>> START Data shown

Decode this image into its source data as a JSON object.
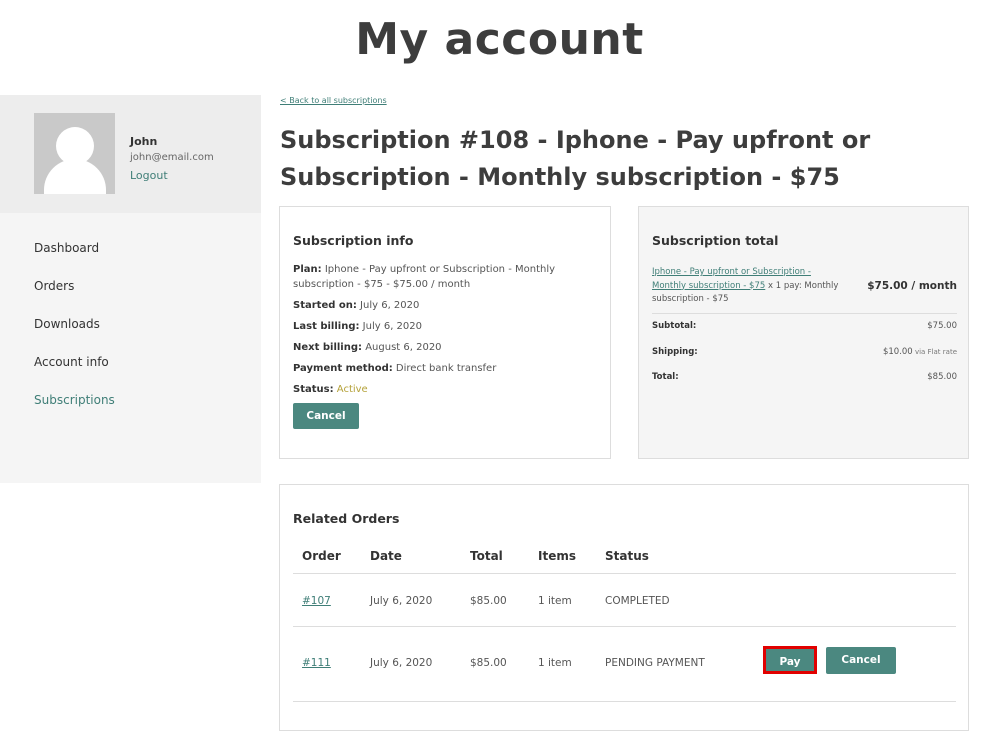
{
  "page": {
    "title": "My account"
  },
  "sidebar": {
    "user_name": "John",
    "user_email": "john@email.com",
    "logout_label": "Logout",
    "items": [
      {
        "label": "Dashboard"
      },
      {
        "label": "Orders"
      },
      {
        "label": "Downloads"
      },
      {
        "label": "Account info"
      },
      {
        "label": "Subscriptions",
        "active": true
      }
    ]
  },
  "main": {
    "back_link": "< Back to all subscriptions",
    "title": "Subscription #108 - Iphone - Pay upfront or Subscription - Monthly subscription - $75"
  },
  "subscription_info": {
    "heading": "Subscription info",
    "plan_label": "Plan:",
    "plan_value": "Iphone - Pay upfront or Subscription - Monthly subscription - $75 - $75.00 / month",
    "started_label": "Started on:",
    "started_value": "July 6, 2020",
    "last_billing_label": "Last billing:",
    "last_billing_value": "July 6, 2020",
    "next_billing_label": "Next billing:",
    "next_billing_value": "August 6, 2020",
    "payment_label": "Payment method:",
    "payment_value": "Direct bank transfer",
    "status_label": "Status:",
    "status_value": "Active",
    "cancel_label": "Cancel"
  },
  "subscription_total": {
    "heading": "Subscription total",
    "product_link": "Iphone - Pay upfront or Subscription - Monthly subscription - $75",
    "product_qty": " x 1 pay: Monthly subscription - $75",
    "product_price": "$75.00 / month",
    "subtotal_label": "Subtotal:",
    "subtotal_value": "$75.00",
    "shipping_label": "Shipping:",
    "shipping_value": "$10.00",
    "shipping_via": " via Flat rate",
    "total_label": "Total:",
    "total_value": "$85.00"
  },
  "related_orders": {
    "heading": "Related Orders",
    "columns": {
      "order": "Order",
      "date": "Date",
      "total": "Total",
      "items": "Items",
      "status": "Status"
    },
    "rows": [
      {
        "order": "#107",
        "date": "July 6, 2020",
        "total": "$85.00",
        "items": "1 item",
        "status": "COMPLETED"
      },
      {
        "order": "#111",
        "date": "July 6, 2020",
        "total": "$85.00",
        "items": "1 item",
        "status": "PENDING PAYMENT",
        "pay_label": "Pay",
        "cancel_label": "Cancel"
      }
    ]
  }
}
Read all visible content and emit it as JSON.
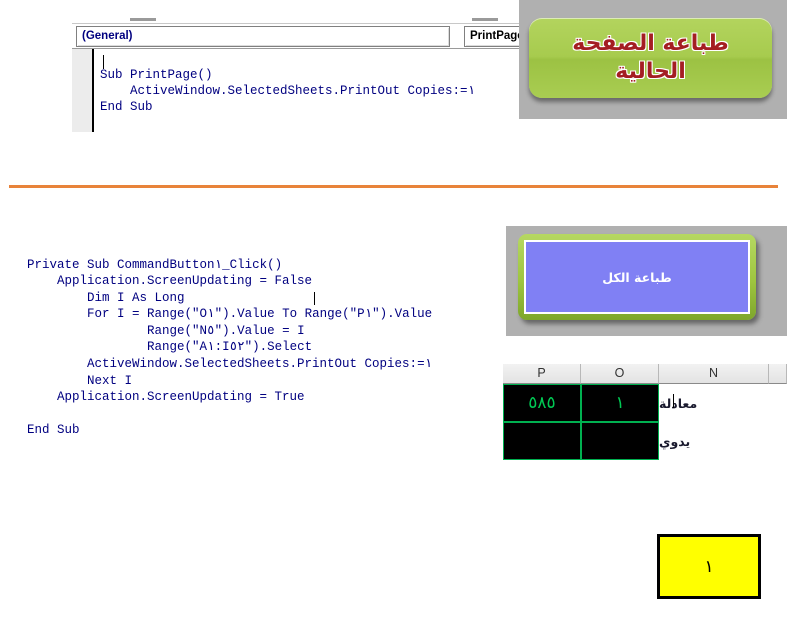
{
  "editor": {
    "object_dropdown": "(General)",
    "procedure_dropdown": "PrintPage",
    "code": "Sub PrintPage()\n    ActiveWindow.SelectedSheets.PrintOut Copies:=١\nEnd Sub"
  },
  "buttons": {
    "print_current_page_line1": "طباعة الصفحة",
    "print_current_page_line2": "الحالية",
    "print_all": "طباعة الكل"
  },
  "main_code": "Private Sub CommandButton١_Click()\n    Application.ScreenUpdating = False\n        Dim I As Long\n        For I = Range(\"O١\").Value To Range(\"P١\").Value\n                Range(\"N٥\").Value = I\n                Range(\"A١:I٥٢\").Select\n        ActiveWindow.SelectedSheets.PrintOut Copies:=١\n        Next I\n    Application.ScreenUpdating = True\n\nEnd Sub",
  "sheet": {
    "headers": {
      "p": "P",
      "o": "O",
      "n": "N",
      "edge": ""
    },
    "row1": {
      "p": "٥٨٥",
      "o": "١",
      "label": "معادلة"
    },
    "row2": {
      "p": "",
      "o": "",
      "label": "يدوي"
    }
  },
  "page_number_box": {
    "value": "١"
  },
  "colors": {
    "green_button": "#a9cd52",
    "red_text": "#a41e22",
    "purple_fill": "#8080f4",
    "orange_divider": "#e8833a",
    "cell_green_text": "#00c853",
    "yellow_box": "#ffff00",
    "code_blue": "#000080"
  }
}
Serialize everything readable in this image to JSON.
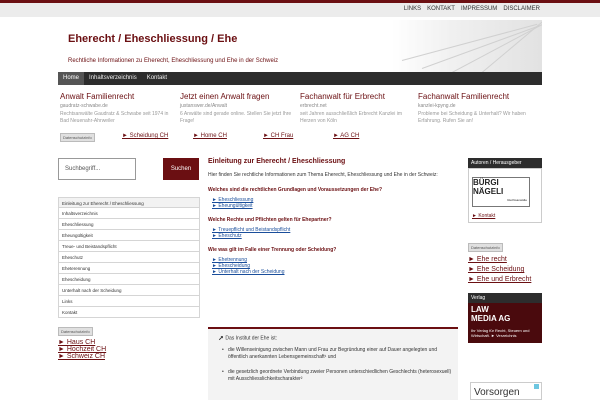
{
  "toplinks": [
    "LINKS",
    "KONTAKT",
    "IMPRESSUM",
    "DISCLAIMER"
  ],
  "header": {
    "title": "Eherecht / Eheschliessung / Ehe",
    "subtitle": "Rechtliche Informationen zu Eherecht, Eheschliessung und Ehe in der Schweiz"
  },
  "nav": [
    "Home",
    "Inhaltsverzeichnis",
    "Kontakt"
  ],
  "ads": [
    {
      "title": "Anwalt Familienrecht",
      "url": "gaudratz-schwabe.de",
      "desc": "Rechtsanwälte Gaudratz & Schwabe seit 1974 in Bad Neuenahr-Ahrweiler"
    },
    {
      "title": "Jetzt einen Anwalt fragen",
      "url": "justanswer.de/Anwalt",
      "desc": "6 Anwälte sind gerade online. Stellen Sie jetzt Ihre Frage!"
    },
    {
      "title": "Fachanwalt für Erbrecht",
      "url": "erbrecht.net",
      "desc": "seit Jahren ausschließlich Erbrecht Kanzlei im Herzen von Köln"
    },
    {
      "title": "Fachanwalt Familienrecht",
      "url": "kanzlei-kpyng.de",
      "desc": "Probleme bei Scheidung & Unterhalt? Wir haben Erfahrung. Rufen Sie an!"
    }
  ],
  "adbar": {
    "badge": "Datenschutzinfo",
    "links": [
      "► Scheidung CH",
      "► Home CH",
      "► CH Frau",
      "► AG CH"
    ]
  },
  "search": {
    "placeholder": "Suchbegriff...",
    "button": "Suchen"
  },
  "sidemenu": [
    "Einleitung zur Eherecht / Eheschliessung",
    "Inhaltsverzeichnis",
    "Eheschliessung",
    "Eheungültigkeit",
    "Treue- und Beistandspflicht",
    "Eheschutz",
    "Eheterennung",
    "Ehescheidung",
    "Unterhalt nach der Scheidung",
    "Links",
    "Kontakt"
  ],
  "sidead": {
    "badge": "Datenschutzinfo",
    "links": [
      "► Haus CH",
      "► Hochzeit CH",
      "► Schweiz CH"
    ]
  },
  "content": {
    "title": "Einleitung zur Eherecht / Eheschliessung",
    "intro": "Hier finden Sie rechtliche Informationen zum Thema Eherecht, Eheschliessung und Ehe in der Schweiz:",
    "sections": [
      {
        "q": "Welches sind die rechtlichen Grundlagen und Voraussetzungen der Ehe?",
        "links": [
          "► Eheschliessung",
          "► Eheungültigkeit"
        ]
      },
      {
        "q": "Welche Rechte und Pflichten gelten für Ehepartner?",
        "links": [
          "► Treuepflicht und Beistandspflicht",
          "► Eheschutz"
        ]
      },
      {
        "q": "Wie was gilt im Falle einer Trennung oder Scheidung?",
        "links": [
          "► Ehetrennung",
          "► Ehescheidung",
          "► Unterhalt nach der Scheidung"
        ]
      }
    ]
  },
  "quote": {
    "line1": "Das Institut der Ehe ist:",
    "items": [
      "die Willenseinigung zwischen Mann und Frau zur Begründung einer auf Dauer angelegten und öffentlich anerkannten Lebensgemeinschaft¹ und",
      "die gesetzlich geordnete Verbindung zweier Personen unterschiedlichen Geschlechts (heterosexuell) mit Ausschliesslichkeitscharakter²"
    ]
  },
  "authors": {
    "heading": "Autoren / Herausgeber",
    "logo_line1": "BÜRGI",
    "logo_line2": "NÄGELI",
    "logo_small": "Rechtsanwälte",
    "link": "► Kontakt"
  },
  "rightad": {
    "badge": "Datenschutzinfo",
    "links": [
      "► Ehe recht",
      "► Ehe Scheidung",
      "► Ehe und Erbrecht"
    ]
  },
  "verlag": {
    "heading": "Verlag",
    "logo_line1": "LAW",
    "logo_line2": "MEDIA AG",
    "desc": "Ihr Verlag für Recht, Steuern und Wirtschaft. ► Verzeichnis"
  },
  "bottomad": {
    "text": "Vorsorgen"
  },
  "colors": {
    "brand": "#6b0f12",
    "nav": "#2d2d2d",
    "link": "#1a4e9b"
  }
}
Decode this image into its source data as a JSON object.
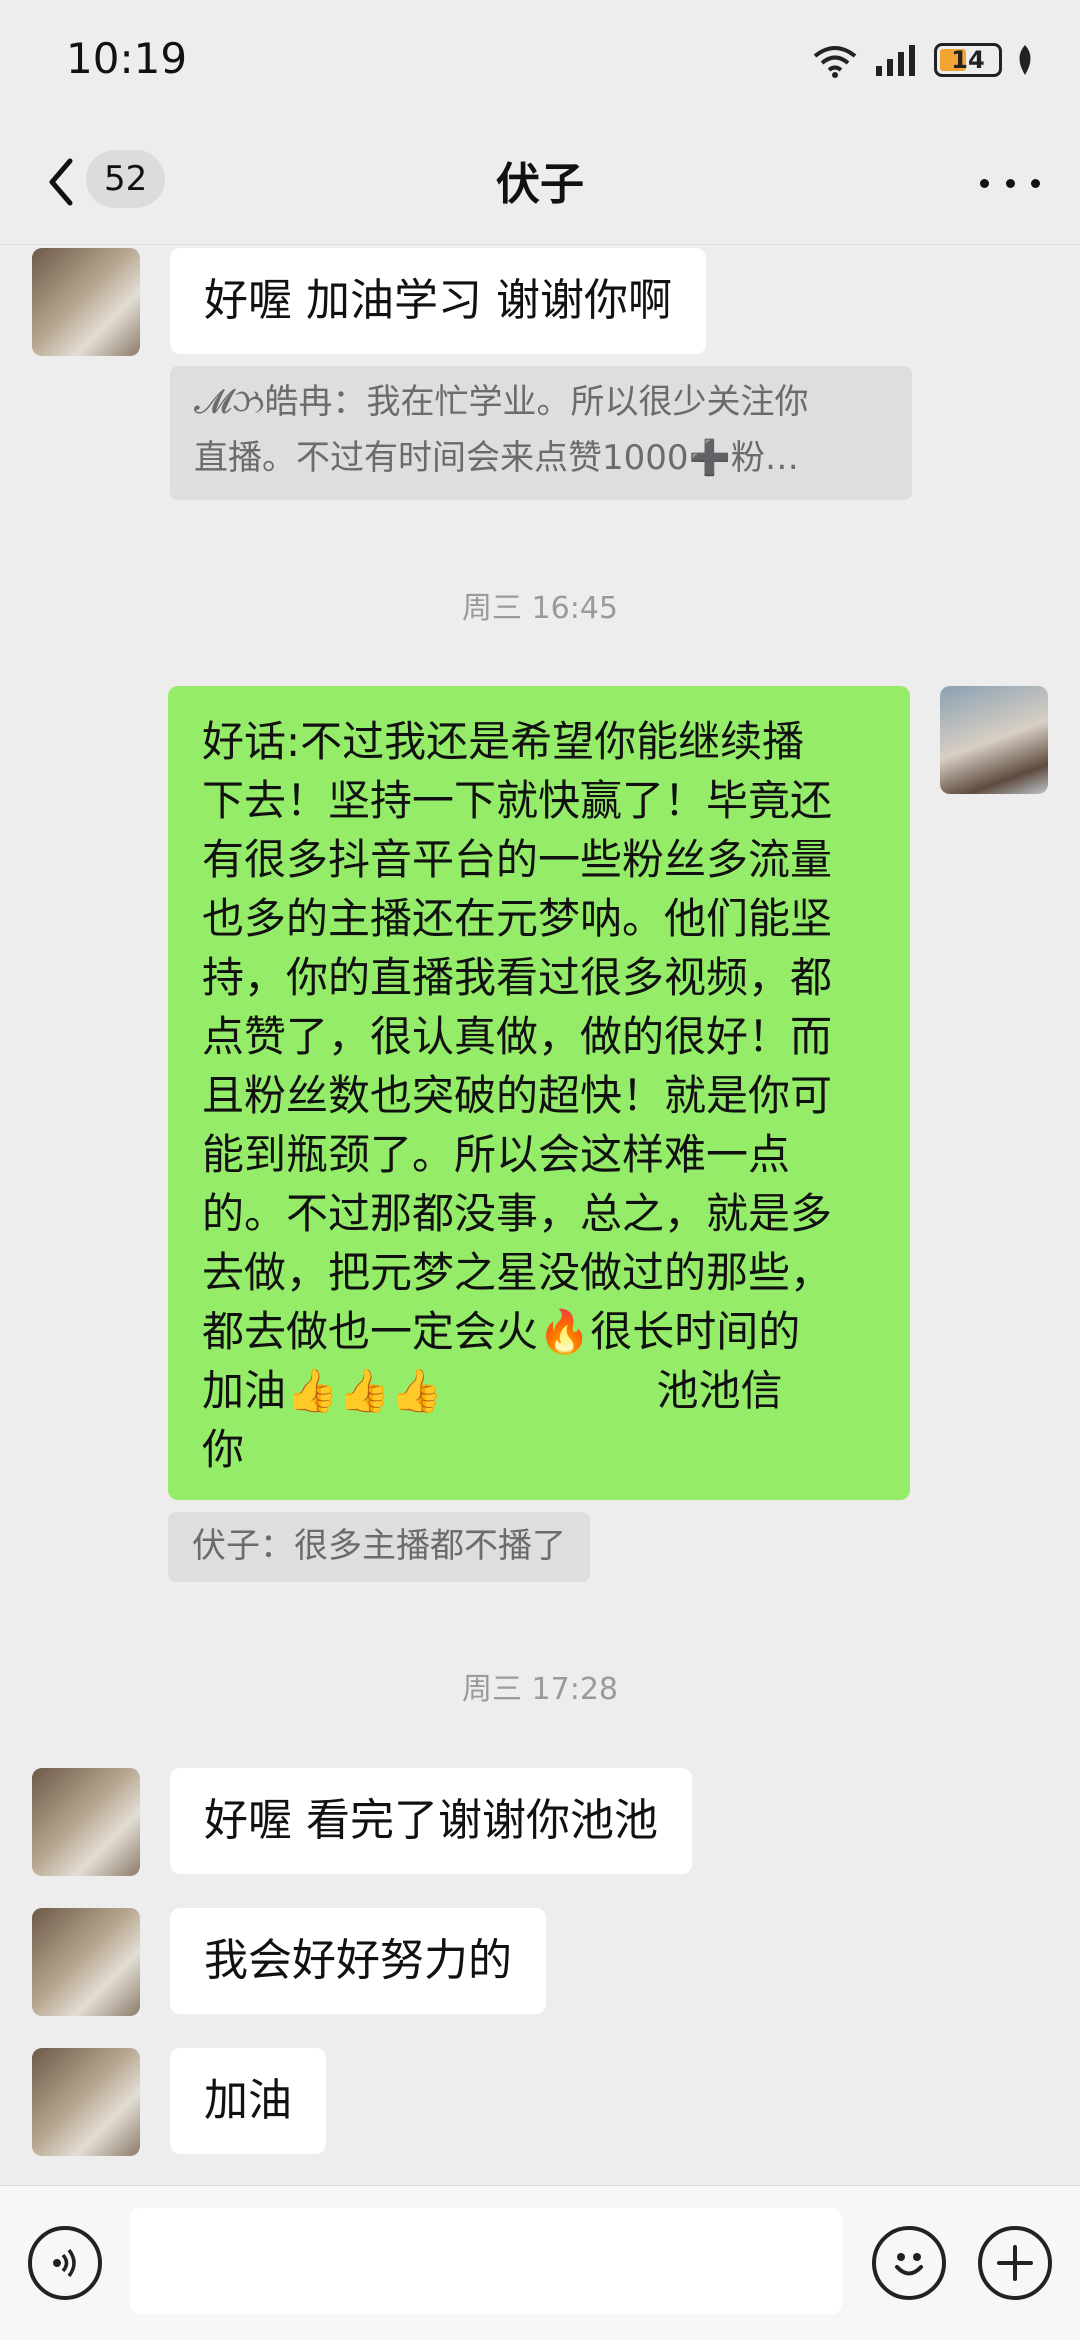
{
  "status": {
    "time": "10:19",
    "battery": "14"
  },
  "header": {
    "unread_count": "52",
    "title": "伏子"
  },
  "messages": {
    "m1": "好喔 加油学习 谢谢你啊",
    "q1_line1": "𝓜ઝ皓冉：我在忙学业。所以很少关注你",
    "q1_line2": "直播。不过有时间会来点赞1000➕粉…",
    "ts1": "周三 16:45",
    "m2_lines": [
      "好话:不过我还是希望你能继续播",
      "下去！坚持一下就快赢了！毕竟还",
      "有很多抖音平台的一些粉丝多流量",
      "也多的主播还在元梦呐。他们能坚",
      "持，你的直播我看过很多视频，都",
      "点赞了，很认真做，做的很好！而",
      "且粉丝数也突破的超快！就是你可",
      "能到瓶颈了。所以会这样难一点",
      "的。不过那都没事，总之，就是多",
      "去做，把元梦之星没做过的那些，",
      "都去做也一定会火🔥很长时间的",
      "加油👍👍👍                池池信",
      "你"
    ],
    "q2": "伏子：很多主播都不播了",
    "ts2": "周三 17:28",
    "m3": "好喔 看完了谢谢你池池",
    "m4": "我会好好努力的",
    "m5": "加油"
  },
  "icons": {
    "back": "chevron-left-icon",
    "more": "more-icon",
    "voice": "voice-icon",
    "emoji": "emoji-icon",
    "plus": "plus-icon"
  }
}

>> END Data shown

What is asked » Check each line above for the word "Cancel", and copy the lines where it appears.

Response below »
    "cancel_label": "Cancel"
        "cancel_label": "Cancel"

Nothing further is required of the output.